Rewrite the lines starting at the one containing "y-tick-label-1.0: 1.0 <box>132" and ending at the one containing "y-tick-label-0.6: 0.6 <box>132", with "plot-border" changed to "plot-frame" and everything else left the same. Give back only those lines.

====== RAW RECORDS

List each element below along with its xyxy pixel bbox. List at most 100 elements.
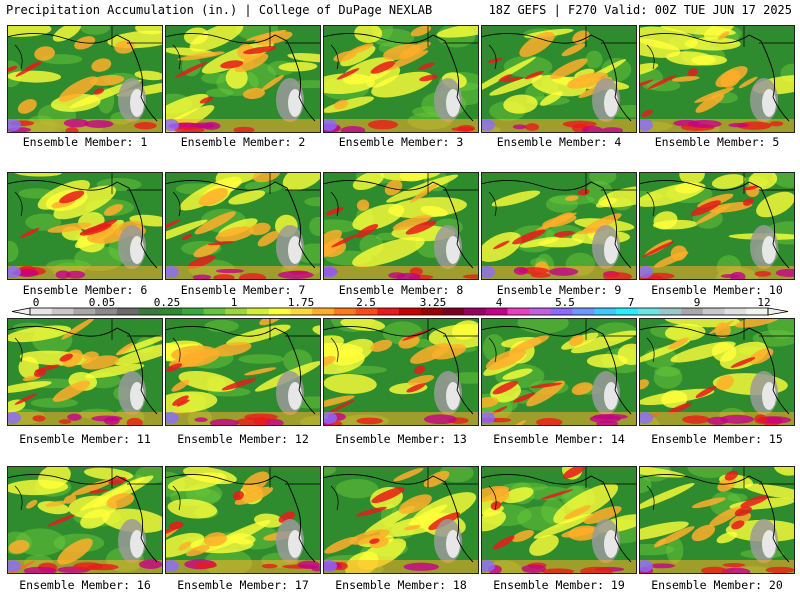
precip-map-graphic [165, 172, 321, 280]
ensemble-member-map [481, 25, 637, 133]
ensemble-member-label: Ensemble Member: 9 [496, 283, 622, 297]
colorbar-swatch [116, 308, 139, 315]
colorbar-swatch [485, 308, 508, 315]
ensemble-member-label: Ensemble Member: 5 [654, 135, 780, 149]
colorbar-tick-label: 0 [33, 296, 40, 309]
ensemble-member-map [323, 25, 479, 133]
colorbar-swatch [442, 308, 465, 315]
precip-map-graphic [323, 25, 479, 133]
ensemble-member-map [481, 466, 637, 574]
precip-map-graphic [7, 25, 163, 133]
colorbar-tick-label: 1 [231, 296, 238, 309]
ensemble-member-map [639, 318, 795, 426]
ensemble-member-label: Ensemble Member: 18 [335, 578, 467, 592]
colorbar-swatch [616, 308, 639, 315]
colorbar-swatch [160, 308, 183, 315]
ensemble-member-label: Ensemble Member: 20 [651, 578, 783, 592]
colorbar-swatch [399, 308, 422, 315]
colorbar-swatch [203, 308, 226, 315]
ensemble-member-label: Ensemble Member: 17 [177, 578, 309, 592]
colorbar-swatch [507, 308, 530, 315]
precip-map-graphic [7, 318, 163, 426]
colorbar-swatch [73, 308, 96, 315]
ensemble-member-map [481, 318, 637, 426]
colorbar-swatch [30, 308, 53, 315]
colorbar-swatch [464, 308, 487, 315]
precip-map-graphic [639, 25, 795, 133]
colorbar-swatch [420, 308, 443, 315]
ensemble-member-map [639, 466, 795, 574]
ensemble-member-label: Ensemble Member: 11 [19, 432, 151, 446]
ensemble-member-map [165, 172, 321, 280]
ensemble-member-label: Ensemble Member: 14 [493, 432, 625, 446]
precip-map-graphic [165, 318, 321, 426]
colorbar-tick-label: 0.25 [154, 296, 181, 309]
colorbar-swatch [355, 308, 378, 315]
colorbar-graphic: 0 0.05 0.25 1 1.75 2.5 3.25 4 5.5 7 9 12 [11, 296, 789, 316]
colorbar-swatch [550, 308, 573, 315]
colorbar-swatch [312, 308, 335, 315]
colorbar-tick-label: 2.5 [356, 296, 376, 309]
ensemble-member-map [7, 172, 163, 280]
model-run-info: 18Z GEFS | F270 Valid: 00Z TUE JUN 17 20… [488, 3, 792, 17]
colorbar-right-arrow [767, 307, 789, 316]
ensemble-member-map [481, 172, 637, 280]
ensemble-member-label: Ensemble Member: 16 [19, 578, 151, 592]
colorbar-tick-label: 5.5 [555, 296, 575, 309]
ensemble-member-label: Ensemble Member: 10 [651, 283, 783, 297]
colorbar-swatch [138, 308, 161, 315]
ensemble-member-map [323, 466, 479, 574]
colorbar-swatch [247, 308, 270, 315]
ensemble-member-map [7, 466, 163, 574]
ensemble-member-label: Ensemble Member: 6 [22, 283, 148, 297]
ensemble-member-map [7, 25, 163, 133]
ensemble-member-map [639, 172, 795, 280]
precip-map-graphic [481, 172, 637, 280]
colorbar-tick-label: 3.25 [420, 296, 447, 309]
precip-map-graphic [323, 318, 479, 426]
colorbar-swatch [181, 308, 204, 315]
colorbar-tick-label: 9 [694, 296, 701, 309]
colorbar-swatch [637, 308, 660, 315]
colorbar-tick-label: 7 [628, 296, 635, 309]
colorbar-swatch [529, 308, 552, 315]
ensemble-member-label: Ensemble Member: 3 [338, 135, 464, 149]
ensemble-member-label: Ensemble Member: 15 [651, 432, 783, 446]
precip-map-graphic [481, 25, 637, 133]
ensemble-member-map [165, 466, 321, 574]
ensemble-member-label: Ensemble Member: 7 [180, 283, 306, 297]
colorbar-swatch [681, 308, 704, 315]
colorbar-swatch [51, 308, 74, 315]
colorbar-swatch [333, 308, 356, 315]
colorbar-left-arrow [11, 307, 31, 316]
ensemble-member-label: Ensemble Member: 8 [338, 283, 464, 297]
colorbar-tick-label: 1.75 [288, 296, 315, 309]
ensemble-member-map [7, 318, 163, 426]
colorbar-swatch [659, 308, 682, 315]
precip-map-graphic [323, 466, 479, 574]
ensemble-member-map [165, 25, 321, 133]
colorbar-swatch [724, 308, 747, 315]
precip-map-graphic [323, 172, 479, 280]
ensemble-member-map [323, 318, 479, 426]
ensemble-member-map [323, 172, 479, 280]
colorbar-swatch [572, 308, 595, 315]
colorbar-swatch [746, 308, 769, 315]
colorbar-swatch [290, 308, 313, 315]
precip-map-graphic [165, 466, 321, 574]
colorbar-swatch [268, 308, 291, 315]
ensemble-member-label: Ensemble Member: 13 [335, 432, 467, 446]
colorbar-swatch [95, 308, 118, 315]
precip-map-graphic [639, 466, 795, 574]
colorbar-tick-label: 4 [496, 296, 503, 309]
colorbar-swatch [225, 308, 248, 315]
ensemble-member-map [639, 25, 795, 133]
ensemble-member-label: Ensemble Member: 1 [22, 135, 148, 149]
precip-map-graphic [7, 172, 163, 280]
colorbar-tick-label: 0.05 [89, 296, 116, 309]
precip-map-graphic [165, 25, 321, 133]
precipitation-colorbar: 0 0.05 0.25 1 1.75 2.5 3.25 4 5.5 7 9 12 [0, 296, 800, 320]
map-title: Precipitation Accumulation (in.) | Colle… [6, 3, 433, 17]
colorbar-swatch [594, 308, 617, 315]
ensemble-member-label: Ensemble Member: 2 [180, 135, 306, 149]
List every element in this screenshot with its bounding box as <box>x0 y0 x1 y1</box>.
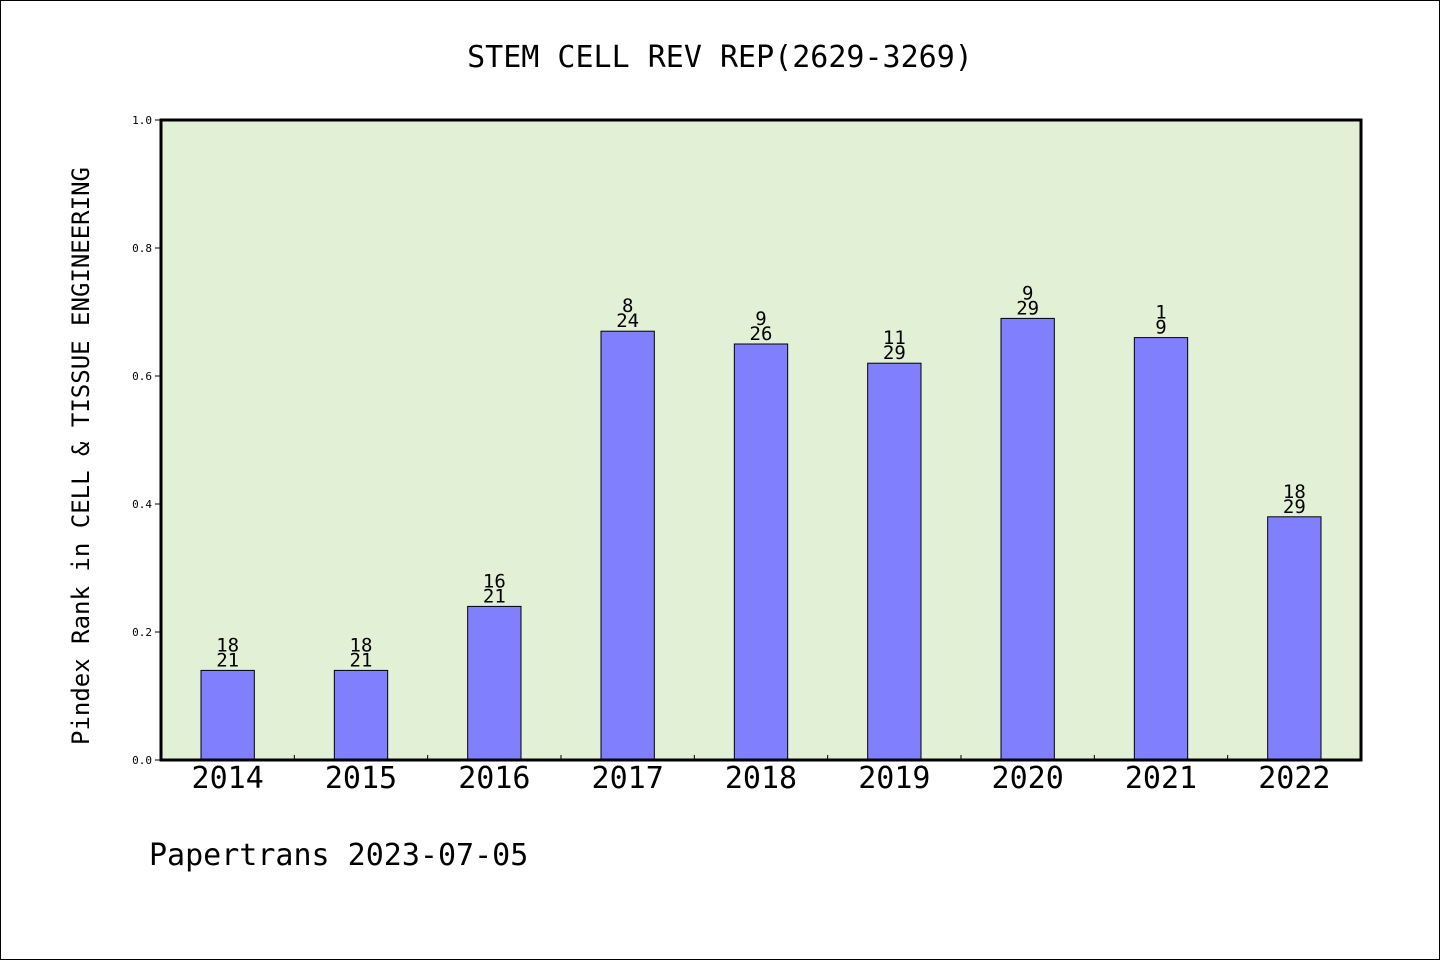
y-tick-label-1.0: 1.0 <box>132 114 152 127</box>
bar-label-bottom-2019: 29 <box>883 342 906 364</box>
bar-label-bottom-2015: 21 <box>350 649 373 671</box>
bar-label-top-2016: 16 <box>483 570 506 592</box>
y-tick-label-0.4: 0.4 <box>132 498 152 511</box>
y-axis-label: Pindex Rank in CELL & TISSUE ENGINEERING <box>67 167 95 745</box>
bar-label-top-2022: 18 <box>1283 481 1306 503</box>
x-tick-label-2021: 2021 <box>1125 761 1197 796</box>
y-axis-ticks: 0.0 0.2 0.4 0.6 0.8 1.0 <box>132 114 161 767</box>
bar-label-bottom-2021: 9 <box>1155 317 1166 339</box>
bar-2015 <box>333 669 389 761</box>
bar-2018 <box>733 343 789 761</box>
bar-label-bottom-2020: 29 <box>1016 297 1039 319</box>
bar-label-top-2018: 9 <box>755 308 766 330</box>
x-axis-ticks: 2014 2015 2016 2017 2018 2019 2020 2021 2022 <box>192 755 1330 796</box>
bar-label-bottom-2016: 21 <box>483 585 506 607</box>
bar-label-bottom-2017: 24 <box>616 310 639 332</box>
bar-2020 <box>1000 317 1055 761</box>
x-tick-label-2018: 2018 <box>725 761 797 796</box>
bar-2021 <box>1133 337 1189 761</box>
bar-label-top-2019: 11 <box>883 327 906 349</box>
x-tick-label-2017: 2017 <box>592 761 664 796</box>
bar-label-top-2014: 18 <box>216 634 239 656</box>
bar-label-top-2015: 18 <box>350 634 373 656</box>
plot-border <box>159 118 1363 762</box>
x-tick-label-2015: 2015 <box>325 761 397 796</box>
chart-title: STEM CELL REV REP(2629-3269) <box>467 40 973 75</box>
x-tick-label-2016: 2016 <box>458 761 530 796</box>
bar-2014 <box>200 669 255 761</box>
x-tick-label-2022: 2022 <box>1258 761 1330 796</box>
y-tick-label-0.6: 0.6 <box>132 370 152 383</box>
y-tick-label-0.2: 0.2 <box>132 626 152 639</box>
bar-label-top-2021: 1 <box>1155 302 1166 324</box>
bar-2022 <box>1267 516 1322 761</box>
y-tick-label-0.8: 0.8 <box>132 242 152 255</box>
bar-label-bottom-2014: 21 <box>216 649 239 671</box>
bar-label-top-2017: 8 <box>622 295 633 317</box>
bar-2016 <box>467 605 522 761</box>
bar-2017 <box>600 330 655 761</box>
x-tick-label-2020: 2020 <box>992 761 1064 796</box>
bar-label-bottom-2018: 26 <box>750 323 773 345</box>
bars-group <box>200 317 1322 761</box>
y-tick-label-0.0: 0.0 <box>132 754 152 767</box>
x-tick-label-2014: 2014 <box>192 761 264 796</box>
x-tick-label-2019: 2019 <box>858 761 930 796</box>
bar-2019 <box>867 362 922 761</box>
bar-label-top-2020: 9 <box>1022 282 1033 304</box>
bar-label-bottom-2022: 29 <box>1283 496 1306 518</box>
footer-credit: Papertrans 2023-07-05 <box>149 838 528 873</box>
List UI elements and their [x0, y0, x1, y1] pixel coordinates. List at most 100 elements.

============

▶ FULL ANSWER:
y-tick-label-1.0: 1.0 <box>132 114 152 127</box>
bar-label-bottom-2019: 29 <box>883 342 906 364</box>
bar-label-bottom-2015: 21 <box>350 649 373 671</box>
bar-label-top-2016: 16 <box>483 570 506 592</box>
y-tick-label-0.4: 0.4 <box>132 498 152 511</box>
y-axis-label: Pindex Rank in CELL & TISSUE ENGINEERING <box>67 167 95 745</box>
bar-label-top-2022: 18 <box>1283 481 1306 503</box>
x-tick-label-2021: 2021 <box>1125 761 1197 796</box>
y-axis-ticks: 0.0 0.2 0.4 0.6 0.8 1.0 <box>132 114 161 767</box>
bar-label-bottom-2021: 9 <box>1155 317 1166 339</box>
bar-2015 <box>333 669 389 761</box>
bar-2018 <box>733 343 789 761</box>
bar-label-bottom-2020: 29 <box>1016 297 1039 319</box>
bar-label-top-2018: 9 <box>755 308 766 330</box>
x-axis-ticks: 2014 2015 2016 2017 2018 2019 2020 2021 2022 <box>192 755 1330 796</box>
bar-label-bottom-2016: 21 <box>483 585 506 607</box>
bar-label-bottom-2017: 24 <box>616 310 639 332</box>
bar-2020 <box>1000 317 1055 761</box>
x-tick-label-2018: 2018 <box>725 761 797 796</box>
bar-2021 <box>1133 337 1189 761</box>
bar-label-top-2019: 11 <box>883 327 906 349</box>
x-tick-label-2017: 2017 <box>592 761 664 796</box>
bar-label-top-2014: 18 <box>216 634 239 656</box>
bar-label-top-2015: 18 <box>350 634 373 656</box>
plot-frame <box>159 118 1363 762</box>
x-tick-label-2015: 2015 <box>325 761 397 796</box>
chart-title: STEM CELL REV REP(2629-3269) <box>467 40 973 75</box>
x-tick-label-2016: 2016 <box>458 761 530 796</box>
bar-2014 <box>200 669 255 761</box>
x-tick-label-2022: 2022 <box>1258 761 1330 796</box>
y-tick-label-0.6: 0.6 <box>132 370 152 383</box>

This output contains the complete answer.